§ **OBJECTIVE**:
Select every line below containing the word "name".

--- START OF MATERIAL FOR THIS TASK ---

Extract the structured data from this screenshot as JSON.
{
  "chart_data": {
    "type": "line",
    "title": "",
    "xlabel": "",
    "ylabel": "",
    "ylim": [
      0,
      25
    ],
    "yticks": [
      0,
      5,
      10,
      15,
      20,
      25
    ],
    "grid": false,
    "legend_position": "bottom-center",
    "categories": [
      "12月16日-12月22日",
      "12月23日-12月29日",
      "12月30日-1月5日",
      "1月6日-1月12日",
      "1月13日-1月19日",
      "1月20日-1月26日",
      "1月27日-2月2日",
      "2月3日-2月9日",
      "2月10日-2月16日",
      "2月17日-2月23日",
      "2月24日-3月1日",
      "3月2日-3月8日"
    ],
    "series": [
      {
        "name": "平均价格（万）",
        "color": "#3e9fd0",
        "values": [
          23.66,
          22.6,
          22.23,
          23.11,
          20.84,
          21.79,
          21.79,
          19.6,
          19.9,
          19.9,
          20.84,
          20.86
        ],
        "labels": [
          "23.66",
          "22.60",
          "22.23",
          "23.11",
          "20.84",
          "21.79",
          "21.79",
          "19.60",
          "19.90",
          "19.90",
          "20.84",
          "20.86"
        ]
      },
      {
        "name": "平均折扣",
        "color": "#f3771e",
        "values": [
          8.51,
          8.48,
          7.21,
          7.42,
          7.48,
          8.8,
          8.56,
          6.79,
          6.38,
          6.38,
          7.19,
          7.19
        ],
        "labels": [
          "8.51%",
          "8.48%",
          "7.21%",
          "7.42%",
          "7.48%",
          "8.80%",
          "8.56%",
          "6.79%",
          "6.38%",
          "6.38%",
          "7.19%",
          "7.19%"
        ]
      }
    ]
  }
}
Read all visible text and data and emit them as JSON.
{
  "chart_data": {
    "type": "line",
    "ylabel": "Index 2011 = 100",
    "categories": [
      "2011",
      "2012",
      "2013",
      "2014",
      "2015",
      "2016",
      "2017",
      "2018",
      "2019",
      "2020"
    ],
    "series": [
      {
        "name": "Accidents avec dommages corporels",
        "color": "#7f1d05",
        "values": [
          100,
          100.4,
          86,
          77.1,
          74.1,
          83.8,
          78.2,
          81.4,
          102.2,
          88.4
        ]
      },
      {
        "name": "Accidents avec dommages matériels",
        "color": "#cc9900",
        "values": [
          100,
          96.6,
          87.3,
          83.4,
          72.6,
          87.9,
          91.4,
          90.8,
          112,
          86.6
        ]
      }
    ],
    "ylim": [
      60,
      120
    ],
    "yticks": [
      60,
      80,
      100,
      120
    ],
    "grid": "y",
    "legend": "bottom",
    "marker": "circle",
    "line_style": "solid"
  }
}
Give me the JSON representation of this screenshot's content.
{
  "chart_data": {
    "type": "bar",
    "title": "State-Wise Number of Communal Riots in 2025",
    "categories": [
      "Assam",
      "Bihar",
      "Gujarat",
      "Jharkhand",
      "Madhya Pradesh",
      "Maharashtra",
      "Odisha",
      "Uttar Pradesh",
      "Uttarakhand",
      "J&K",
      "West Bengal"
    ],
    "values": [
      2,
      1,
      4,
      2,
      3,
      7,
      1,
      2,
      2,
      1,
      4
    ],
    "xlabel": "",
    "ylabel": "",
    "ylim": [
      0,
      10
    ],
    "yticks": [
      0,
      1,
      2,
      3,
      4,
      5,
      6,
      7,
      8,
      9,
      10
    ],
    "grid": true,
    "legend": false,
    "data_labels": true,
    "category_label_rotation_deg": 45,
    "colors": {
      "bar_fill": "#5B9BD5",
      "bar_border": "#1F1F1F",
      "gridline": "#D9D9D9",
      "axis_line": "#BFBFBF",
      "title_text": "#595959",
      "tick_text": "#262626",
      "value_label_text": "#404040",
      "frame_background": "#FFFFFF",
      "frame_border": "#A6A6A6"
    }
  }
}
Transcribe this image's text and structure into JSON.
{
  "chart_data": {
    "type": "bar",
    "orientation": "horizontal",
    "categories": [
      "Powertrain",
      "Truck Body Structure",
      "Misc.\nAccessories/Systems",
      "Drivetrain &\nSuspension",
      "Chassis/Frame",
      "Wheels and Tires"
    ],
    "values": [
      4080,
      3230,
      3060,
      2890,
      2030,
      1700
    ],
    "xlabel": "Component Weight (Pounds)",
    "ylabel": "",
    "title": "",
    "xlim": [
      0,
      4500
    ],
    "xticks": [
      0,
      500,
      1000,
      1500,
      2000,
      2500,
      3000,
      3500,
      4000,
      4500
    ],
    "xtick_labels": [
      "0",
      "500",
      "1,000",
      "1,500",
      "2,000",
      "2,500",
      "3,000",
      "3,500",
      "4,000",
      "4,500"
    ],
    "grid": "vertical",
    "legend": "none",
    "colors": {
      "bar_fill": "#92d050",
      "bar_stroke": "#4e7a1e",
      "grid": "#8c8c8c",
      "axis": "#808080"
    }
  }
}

--- END OF MATERIAL FOR THIS TASK ---

§ **FINISHED TASK**:
        "name": "平均价格（万）",
        "name": "平均折扣",
        "name": "Accidents avec dommages corporels",
        "name": "Accidents avec dommages matériels",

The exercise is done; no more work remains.